§ DIRECTIONS: Transcribe all the entries word for word, skipping the pictures.

Data entries
▽

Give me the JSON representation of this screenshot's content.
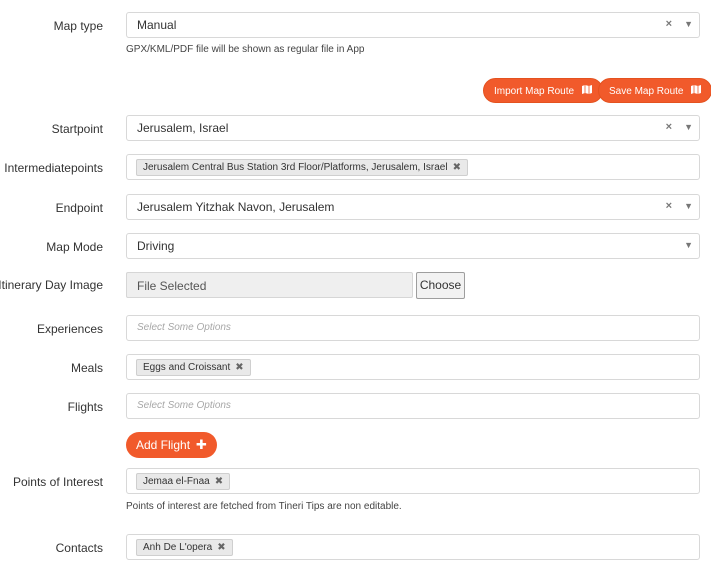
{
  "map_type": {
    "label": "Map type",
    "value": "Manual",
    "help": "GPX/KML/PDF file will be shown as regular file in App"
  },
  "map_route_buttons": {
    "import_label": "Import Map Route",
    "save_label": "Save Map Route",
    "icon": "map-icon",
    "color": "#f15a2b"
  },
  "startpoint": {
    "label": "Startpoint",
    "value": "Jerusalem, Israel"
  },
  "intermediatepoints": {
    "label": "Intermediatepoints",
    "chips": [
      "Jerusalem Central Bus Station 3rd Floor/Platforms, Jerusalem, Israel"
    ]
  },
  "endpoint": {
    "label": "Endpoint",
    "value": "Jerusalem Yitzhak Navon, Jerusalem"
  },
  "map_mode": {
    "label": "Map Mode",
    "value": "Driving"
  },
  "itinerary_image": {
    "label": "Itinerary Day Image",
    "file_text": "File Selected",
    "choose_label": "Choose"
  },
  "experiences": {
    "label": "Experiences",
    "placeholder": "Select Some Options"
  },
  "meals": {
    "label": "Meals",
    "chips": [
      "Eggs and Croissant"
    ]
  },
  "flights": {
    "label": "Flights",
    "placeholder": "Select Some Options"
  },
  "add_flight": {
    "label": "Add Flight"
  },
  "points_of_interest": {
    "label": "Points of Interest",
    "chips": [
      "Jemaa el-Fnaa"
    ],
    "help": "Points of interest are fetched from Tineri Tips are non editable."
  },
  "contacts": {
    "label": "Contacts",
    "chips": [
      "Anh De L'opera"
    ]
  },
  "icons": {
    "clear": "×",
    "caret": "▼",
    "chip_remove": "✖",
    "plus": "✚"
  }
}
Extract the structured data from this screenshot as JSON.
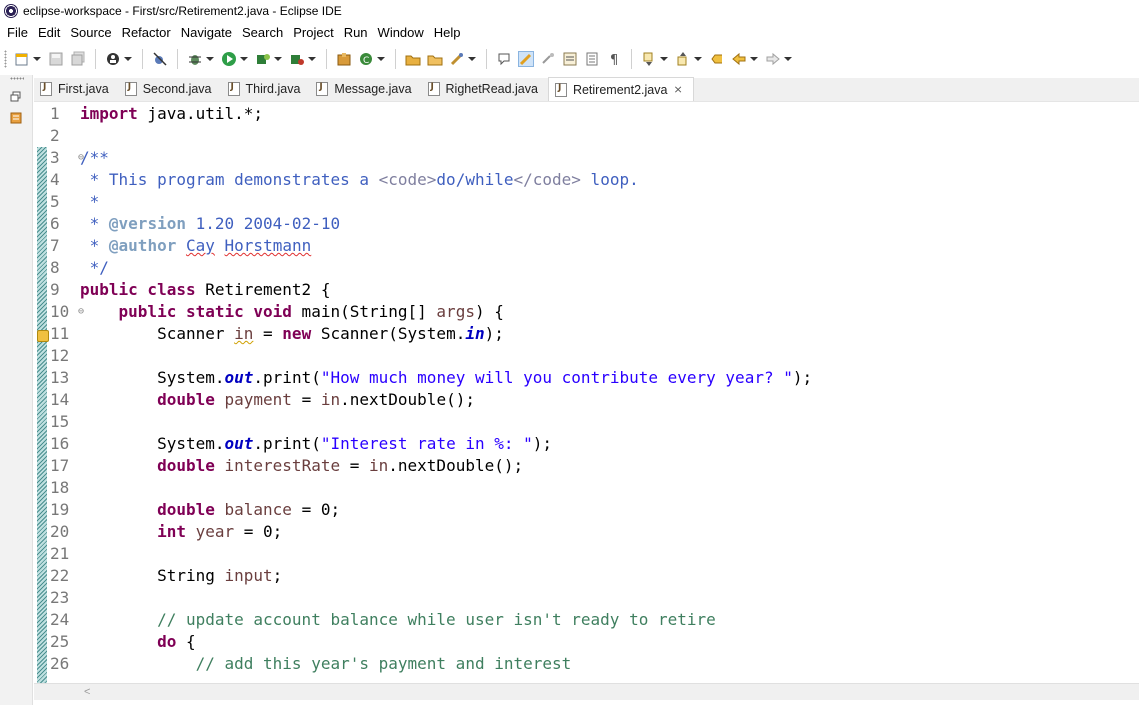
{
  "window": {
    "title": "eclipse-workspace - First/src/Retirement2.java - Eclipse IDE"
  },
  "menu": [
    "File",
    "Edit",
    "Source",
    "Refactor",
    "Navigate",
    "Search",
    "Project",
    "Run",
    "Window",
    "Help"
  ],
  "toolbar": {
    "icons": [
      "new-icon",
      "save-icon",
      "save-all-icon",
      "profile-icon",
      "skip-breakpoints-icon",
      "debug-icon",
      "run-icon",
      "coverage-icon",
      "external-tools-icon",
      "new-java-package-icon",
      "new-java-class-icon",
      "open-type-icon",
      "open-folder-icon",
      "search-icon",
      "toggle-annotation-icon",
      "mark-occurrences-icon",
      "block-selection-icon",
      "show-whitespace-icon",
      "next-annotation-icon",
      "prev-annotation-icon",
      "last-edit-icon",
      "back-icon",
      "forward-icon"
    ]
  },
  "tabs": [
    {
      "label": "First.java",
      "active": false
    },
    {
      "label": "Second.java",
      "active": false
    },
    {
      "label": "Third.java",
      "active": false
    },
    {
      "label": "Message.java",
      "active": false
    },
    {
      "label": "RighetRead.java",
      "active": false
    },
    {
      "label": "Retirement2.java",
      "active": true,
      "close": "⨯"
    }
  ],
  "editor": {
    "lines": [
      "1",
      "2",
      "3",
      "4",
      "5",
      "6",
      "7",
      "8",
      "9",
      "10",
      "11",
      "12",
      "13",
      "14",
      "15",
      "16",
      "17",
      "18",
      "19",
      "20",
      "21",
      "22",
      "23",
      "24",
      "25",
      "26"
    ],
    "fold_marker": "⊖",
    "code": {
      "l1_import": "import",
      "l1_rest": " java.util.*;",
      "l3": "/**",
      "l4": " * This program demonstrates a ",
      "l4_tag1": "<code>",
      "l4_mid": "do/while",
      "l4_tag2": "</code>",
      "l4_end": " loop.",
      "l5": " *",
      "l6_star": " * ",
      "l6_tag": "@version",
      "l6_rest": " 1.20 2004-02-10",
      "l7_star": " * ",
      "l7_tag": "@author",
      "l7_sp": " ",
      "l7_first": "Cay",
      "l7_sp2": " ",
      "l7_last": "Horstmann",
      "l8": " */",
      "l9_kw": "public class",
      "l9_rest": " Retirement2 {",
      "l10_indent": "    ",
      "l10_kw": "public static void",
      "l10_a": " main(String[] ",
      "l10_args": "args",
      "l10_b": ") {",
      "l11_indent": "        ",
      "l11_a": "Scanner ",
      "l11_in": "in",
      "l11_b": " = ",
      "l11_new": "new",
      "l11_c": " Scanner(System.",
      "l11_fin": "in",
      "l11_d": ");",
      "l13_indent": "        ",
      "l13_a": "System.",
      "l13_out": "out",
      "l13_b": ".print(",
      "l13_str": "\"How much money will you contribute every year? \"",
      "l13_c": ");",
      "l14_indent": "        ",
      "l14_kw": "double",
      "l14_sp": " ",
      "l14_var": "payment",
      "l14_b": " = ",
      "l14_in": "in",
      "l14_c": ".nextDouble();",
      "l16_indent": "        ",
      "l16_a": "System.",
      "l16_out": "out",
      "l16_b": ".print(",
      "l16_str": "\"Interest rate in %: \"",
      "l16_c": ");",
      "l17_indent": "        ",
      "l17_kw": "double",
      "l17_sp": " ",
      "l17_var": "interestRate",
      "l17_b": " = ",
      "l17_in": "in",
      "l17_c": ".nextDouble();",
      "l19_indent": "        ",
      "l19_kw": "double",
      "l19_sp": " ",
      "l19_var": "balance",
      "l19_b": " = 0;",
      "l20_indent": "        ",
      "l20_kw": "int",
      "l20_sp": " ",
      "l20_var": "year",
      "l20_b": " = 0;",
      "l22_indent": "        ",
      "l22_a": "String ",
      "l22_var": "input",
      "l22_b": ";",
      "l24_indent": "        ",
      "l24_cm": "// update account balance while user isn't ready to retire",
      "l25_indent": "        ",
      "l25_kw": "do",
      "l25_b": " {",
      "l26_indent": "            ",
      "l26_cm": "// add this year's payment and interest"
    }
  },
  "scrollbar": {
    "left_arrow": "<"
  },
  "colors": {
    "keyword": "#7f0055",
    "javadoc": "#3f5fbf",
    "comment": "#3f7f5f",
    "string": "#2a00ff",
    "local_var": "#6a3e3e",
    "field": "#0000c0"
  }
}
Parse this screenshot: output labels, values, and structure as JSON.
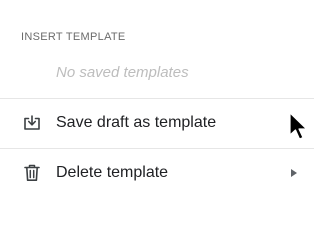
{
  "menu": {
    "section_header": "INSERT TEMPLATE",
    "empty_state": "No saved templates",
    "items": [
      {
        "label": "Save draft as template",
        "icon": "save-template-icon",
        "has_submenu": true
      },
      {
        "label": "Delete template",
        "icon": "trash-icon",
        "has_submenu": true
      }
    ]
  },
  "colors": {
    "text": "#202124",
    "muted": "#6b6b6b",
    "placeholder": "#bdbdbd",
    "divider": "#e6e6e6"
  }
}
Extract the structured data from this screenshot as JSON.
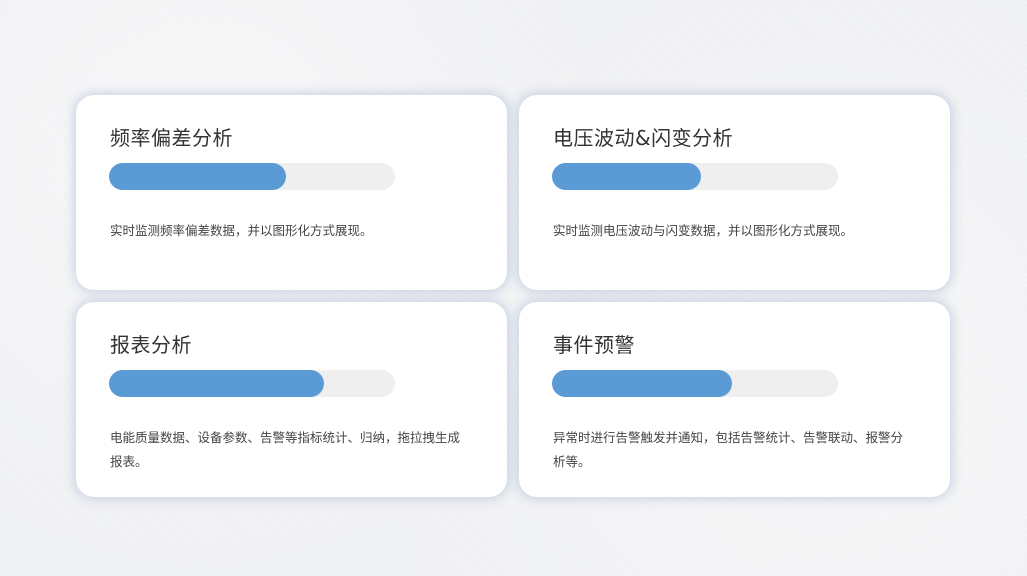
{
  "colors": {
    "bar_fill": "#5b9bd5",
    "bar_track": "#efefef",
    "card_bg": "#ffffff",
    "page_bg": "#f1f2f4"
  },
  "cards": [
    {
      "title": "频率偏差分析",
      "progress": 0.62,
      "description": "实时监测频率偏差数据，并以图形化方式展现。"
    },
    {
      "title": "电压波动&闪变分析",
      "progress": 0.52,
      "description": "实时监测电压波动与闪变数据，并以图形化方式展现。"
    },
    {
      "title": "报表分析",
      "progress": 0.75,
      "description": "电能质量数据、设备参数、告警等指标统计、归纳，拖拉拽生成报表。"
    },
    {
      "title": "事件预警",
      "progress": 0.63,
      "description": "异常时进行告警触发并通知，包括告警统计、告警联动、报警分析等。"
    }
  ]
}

△

§ RESULT OF THE EXERCISE:
Give me the JSON representation of this screenshot's content.
{
  "map_type": {
    "label": "Map type",
    "value": "Manual",
    "help": "GPX/KML/PDF file will be shown as regular file in App"
  },
  "map_route_buttons": {
    "import_label": "Import Map Route",
    "save_label": "Save Map Route",
    "icon": "map-icon",
    "color": "#f15a2b"
  },
  "startpoint": {
    "label": "Startpoint",
    "value": "Jerusalem, Israel"
  },
  "intermediatepoints": {
    "label": "Intermediatepoints",
    "chips": [
      "Jerusalem Central Bus Station 3rd Floor/Platforms, Jerusalem, Israel"
    ]
  },
  "endpoint": {
    "label": "Endpoint",
    "value": "Jerusalem Yitzhak Navon, Jerusalem"
  },
  "map_mode": {
    "label": "Map Mode",
    "value": "Driving"
  },
  "itinerary_image": {
    "label": "Itinerary Day Image",
    "file_text": "File Selected",
    "choose_label": "Choose"
  },
  "experiences": {
    "label": "Experiences",
    "placeholder": "Select Some Options"
  },
  "meals": {
    "label": "Meals",
    "chips": [
      "Eggs and Croissant"
    ]
  },
  "flights": {
    "label": "Flights",
    "placeholder": "Select Some Options"
  },
  "add_flight": {
    "label": "Add Flight"
  },
  "points_of_interest": {
    "label": "Points of Interest",
    "chips": [
      "Jemaa el-Fnaa"
    ],
    "help": "Points of interest are fetched from Tineri Tips are non editable."
  },
  "contacts": {
    "label": "Contacts",
    "chips": [
      "Anh De L'opera"
    ]
  },
  "icons": {
    "clear": "×",
    "caret": "▼",
    "chip_remove": "✖",
    "plus": "✚"
  }
}
Extract the structured data from this screenshot as JSON.
{
  "window": {
    "title": "eclipse-workspace - First/src/Retirement2.java - Eclipse IDE"
  },
  "menu": [
    "File",
    "Edit",
    "Source",
    "Refactor",
    "Navigate",
    "Search",
    "Project",
    "Run",
    "Window",
    "Help"
  ],
  "toolbar": {
    "icons": [
      "new-icon",
      "save-icon",
      "save-all-icon",
      "profile-icon",
      "skip-breakpoints-icon",
      "debug-icon",
      "run-icon",
      "coverage-icon",
      "external-tools-icon",
      "new-java-package-icon",
      "new-java-class-icon",
      "open-type-icon",
      "open-folder-icon",
      "search-icon",
      "toggle-annotation-icon",
      "mark-occurrences-icon",
      "block-selection-icon",
      "show-whitespace-icon",
      "next-annotation-icon",
      "prev-annotation-icon",
      "last-edit-icon",
      "back-icon",
      "forward-icon"
    ]
  },
  "tabs": [
    {
      "label": "First.java",
      "active": false
    },
    {
      "label": "Second.java",
      "active": false
    },
    {
      "label": "Third.java",
      "active": false
    },
    {
      "label": "Message.java",
      "active": false
    },
    {
      "label": "RighetRead.java",
      "active": false
    },
    {
      "label": "Retirement2.java",
      "active": true,
      "close": "⨯"
    }
  ],
  "editor": {
    "lines": [
      "1",
      "2",
      "3",
      "4",
      "5",
      "6",
      "7",
      "8",
      "9",
      "10",
      "11",
      "12",
      "13",
      "14",
      "15",
      "16",
      "17",
      "18",
      "19",
      "20",
      "21",
      "22",
      "23",
      "24",
      "25",
      "26"
    ],
    "fold_marker": "⊖",
    "code": {
      "l1_import": "import",
      "l1_rest": " java.util.*;",
      "l3": "/**",
      "l4": " * This program demonstrates a ",
      "l4_tag1": "<code>",
      "l4_mid": "do/while",
      "l4_tag2": "</code>",
      "l4_end": " loop.",
      "l5": " *",
      "l6_star": " * ",
      "l6_tag": "@version",
      "l6_rest": " 1.20 2004-02-10",
      "l7_star": " * ",
      "l7_tag": "@author",
      "l7_sp": " ",
      "l7_first": "Cay",
      "l7_sp2": " ",
      "l7_last": "Horstmann",
      "l8": " */",
      "l9_kw": "public class",
      "l9_rest": " Retirement2 {",
      "l10_indent": "    ",
      "l10_kw": "public static void",
      "l10_a": " main(String[] ",
      "l10_args": "args",
      "l10_b": ") {",
      "l11_indent": "        ",
      "l11_a": "Scanner ",
      "l11_in": "in",
      "l11_b": " = ",
      "l11_new": "new",
      "l11_c": " Scanner(System.",
      "l11_fin": "in",
      "l11_d": ");",
      "l13_indent": "        ",
      "l13_a": "System.",
      "l13_out": "out",
      "l13_b": ".print(",
      "l13_str": "\"How much money will you contribute every year? \"",
      "l13_c": ");",
      "l14_indent": "        ",
      "l14_kw": "double",
      "l14_sp": " ",
      "l14_var": "payment",
      "l14_b": " = ",
      "l14_in": "in",
      "l14_c": ".nextDouble();",
      "l16_indent": "        ",
      "l16_a": "System.",
      "l16_out": "out",
      "l16_b": ".print(",
      "l16_str": "\"Interest rate in %: \"",
      "l16_c": ");",
      "l17_indent": "        ",
      "l17_kw": "double",
      "l17_sp": " ",
      "l17_var": "interestRate",
      "l17_b": " = ",
      "l17_in": "in",
      "l17_c": ".nextDouble();",
      "l19_indent": "        ",
      "l19_kw": "double",
      "l19_sp": " ",
      "l19_var": "balance",
      "l19_b": " = 0;",
      "l20_indent": "        ",
      "l20_kw": "int",
      "l20_sp": " ",
      "l20_var": "year",
      "l20_b": " = 0;",
      "l22_indent": "        ",
      "l22_a": "String ",
      "l22_var": "input",
      "l22_b": ";",
      "l24_indent": "        ",
      "l24_cm": "// update account balance while user isn't ready to retire",
      "l25_indent": "        ",
      "l25_kw": "do",
      "l25_b": " {",
      "l26_indent": "            ",
      "l26_cm": "// add this year's payment and interest"
    }
  },
  "scrollbar": {
    "left_arrow": "<"
  },
  "colors": {
    "keyword": "#7f0055",
    "javadoc": "#3f5fbf",
    "comment": "#3f7f5f",
    "string": "#2a00ff",
    "local_var": "#6a3e3e",
    "field": "#0000c0"
  }
}
Parse this screenshot: output labels, values, and structure as JSON.
{
  "menu": {
    "section_header": "INSERT TEMPLATE",
    "empty_state": "No saved templates",
    "items": [
      {
        "label": "Save draft as template",
        "icon": "save-template-icon",
        "has_submenu": true
      },
      {
        "label": "Delete template",
        "icon": "trash-icon",
        "has_submenu": true
      }
    ]
  },
  "colors": {
    "text": "#202124",
    "muted": "#6b6b6b",
    "placeholder": "#bdbdbd",
    "divider": "#e6e6e6"
  }
}
Extract the structured data from this screenshot as JSON.
{
  "colors": {
    "bar_fill": "#5b9bd5",
    "bar_track": "#efefef",
    "card_bg": "#ffffff",
    "page_bg": "#f1f2f4"
  },
  "cards": [
    {
      "title": "频率偏差分析",
      "progress": 0.62,
      "description": "实时监测频率偏差数据，并以图形化方式展现。"
    },
    {
      "title": "电压波动&闪变分析",
      "progress": 0.52,
      "description": "实时监测电压波动与闪变数据，并以图形化方式展现。"
    },
    {
      "title": "报表分析",
      "progress": 0.75,
      "description": "电能质量数据、设备参数、告警等指标统计、归纳，拖拉拽生成报表。"
    },
    {
      "title": "事件预警",
      "progress": 0.63,
      "description": "异常时进行告警触发并通知，包括告警统计、告警联动、报警分析等。"
    }
  ]
}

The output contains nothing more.